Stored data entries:
....................

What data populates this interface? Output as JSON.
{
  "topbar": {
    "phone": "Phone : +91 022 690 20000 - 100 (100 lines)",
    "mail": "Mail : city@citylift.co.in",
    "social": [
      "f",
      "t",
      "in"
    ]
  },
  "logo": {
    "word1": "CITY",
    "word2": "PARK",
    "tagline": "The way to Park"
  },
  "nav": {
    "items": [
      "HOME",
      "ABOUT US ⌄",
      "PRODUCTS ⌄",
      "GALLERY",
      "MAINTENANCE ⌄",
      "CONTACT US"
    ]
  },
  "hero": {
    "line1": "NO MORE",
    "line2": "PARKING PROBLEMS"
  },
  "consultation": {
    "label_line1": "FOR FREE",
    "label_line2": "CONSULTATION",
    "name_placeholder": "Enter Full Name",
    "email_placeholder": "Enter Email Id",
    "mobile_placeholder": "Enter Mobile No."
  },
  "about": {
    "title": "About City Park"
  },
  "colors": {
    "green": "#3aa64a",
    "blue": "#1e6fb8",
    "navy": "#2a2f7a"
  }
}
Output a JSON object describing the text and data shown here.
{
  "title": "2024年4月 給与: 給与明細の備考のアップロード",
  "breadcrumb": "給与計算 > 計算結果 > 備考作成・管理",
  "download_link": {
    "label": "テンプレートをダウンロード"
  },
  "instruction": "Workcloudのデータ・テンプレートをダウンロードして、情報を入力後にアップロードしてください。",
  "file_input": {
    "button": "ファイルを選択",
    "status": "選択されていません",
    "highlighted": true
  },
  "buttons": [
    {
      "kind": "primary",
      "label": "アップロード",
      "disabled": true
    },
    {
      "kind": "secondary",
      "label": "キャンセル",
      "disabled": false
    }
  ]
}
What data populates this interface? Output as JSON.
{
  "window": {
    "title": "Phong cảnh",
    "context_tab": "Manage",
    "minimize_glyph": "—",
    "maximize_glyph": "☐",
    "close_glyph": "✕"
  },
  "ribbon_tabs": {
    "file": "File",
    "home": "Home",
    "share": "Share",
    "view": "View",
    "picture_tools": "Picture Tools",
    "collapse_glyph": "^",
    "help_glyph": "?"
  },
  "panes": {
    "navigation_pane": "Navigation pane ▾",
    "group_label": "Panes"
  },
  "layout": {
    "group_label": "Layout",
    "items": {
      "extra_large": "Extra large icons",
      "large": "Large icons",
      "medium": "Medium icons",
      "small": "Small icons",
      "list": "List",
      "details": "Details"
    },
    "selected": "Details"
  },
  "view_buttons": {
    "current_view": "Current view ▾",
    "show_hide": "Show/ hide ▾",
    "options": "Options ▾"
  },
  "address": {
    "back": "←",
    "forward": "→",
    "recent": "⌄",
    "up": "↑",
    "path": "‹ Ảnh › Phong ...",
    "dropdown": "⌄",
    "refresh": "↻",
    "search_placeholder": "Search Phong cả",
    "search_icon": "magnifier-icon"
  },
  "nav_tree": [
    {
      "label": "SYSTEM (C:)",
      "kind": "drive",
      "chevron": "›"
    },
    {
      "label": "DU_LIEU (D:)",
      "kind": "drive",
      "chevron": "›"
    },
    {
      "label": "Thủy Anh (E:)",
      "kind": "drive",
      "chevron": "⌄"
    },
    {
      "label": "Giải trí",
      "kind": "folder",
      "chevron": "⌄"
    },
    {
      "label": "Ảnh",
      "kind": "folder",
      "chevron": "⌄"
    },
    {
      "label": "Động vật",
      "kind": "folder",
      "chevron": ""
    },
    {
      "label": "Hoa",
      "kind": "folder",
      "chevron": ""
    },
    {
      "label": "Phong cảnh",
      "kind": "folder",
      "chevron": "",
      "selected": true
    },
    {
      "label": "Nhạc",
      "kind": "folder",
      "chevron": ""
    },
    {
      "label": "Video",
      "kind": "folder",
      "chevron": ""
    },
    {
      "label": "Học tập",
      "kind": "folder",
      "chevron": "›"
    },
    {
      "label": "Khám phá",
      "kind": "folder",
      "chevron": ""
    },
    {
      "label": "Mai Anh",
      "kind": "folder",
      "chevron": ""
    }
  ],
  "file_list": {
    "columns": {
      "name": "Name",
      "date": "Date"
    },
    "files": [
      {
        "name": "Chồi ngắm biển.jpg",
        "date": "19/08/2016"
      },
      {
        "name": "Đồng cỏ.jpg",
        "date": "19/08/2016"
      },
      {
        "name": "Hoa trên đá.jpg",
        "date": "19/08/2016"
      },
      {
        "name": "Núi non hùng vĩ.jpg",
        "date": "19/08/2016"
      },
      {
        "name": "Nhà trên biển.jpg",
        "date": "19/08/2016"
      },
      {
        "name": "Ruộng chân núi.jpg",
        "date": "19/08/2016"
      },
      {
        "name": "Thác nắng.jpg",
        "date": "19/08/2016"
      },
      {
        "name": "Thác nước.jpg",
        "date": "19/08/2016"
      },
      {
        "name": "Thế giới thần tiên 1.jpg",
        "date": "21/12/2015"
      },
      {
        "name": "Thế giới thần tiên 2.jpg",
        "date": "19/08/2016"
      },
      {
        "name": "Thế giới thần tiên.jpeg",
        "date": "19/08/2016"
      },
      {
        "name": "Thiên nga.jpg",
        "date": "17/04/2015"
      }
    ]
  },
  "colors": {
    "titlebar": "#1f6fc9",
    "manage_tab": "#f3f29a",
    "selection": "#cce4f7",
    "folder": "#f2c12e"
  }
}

....................

§ **Aim**: Say how many lines in the records contain the string "Phong", and say nothing else.

§ **Written solution**: 4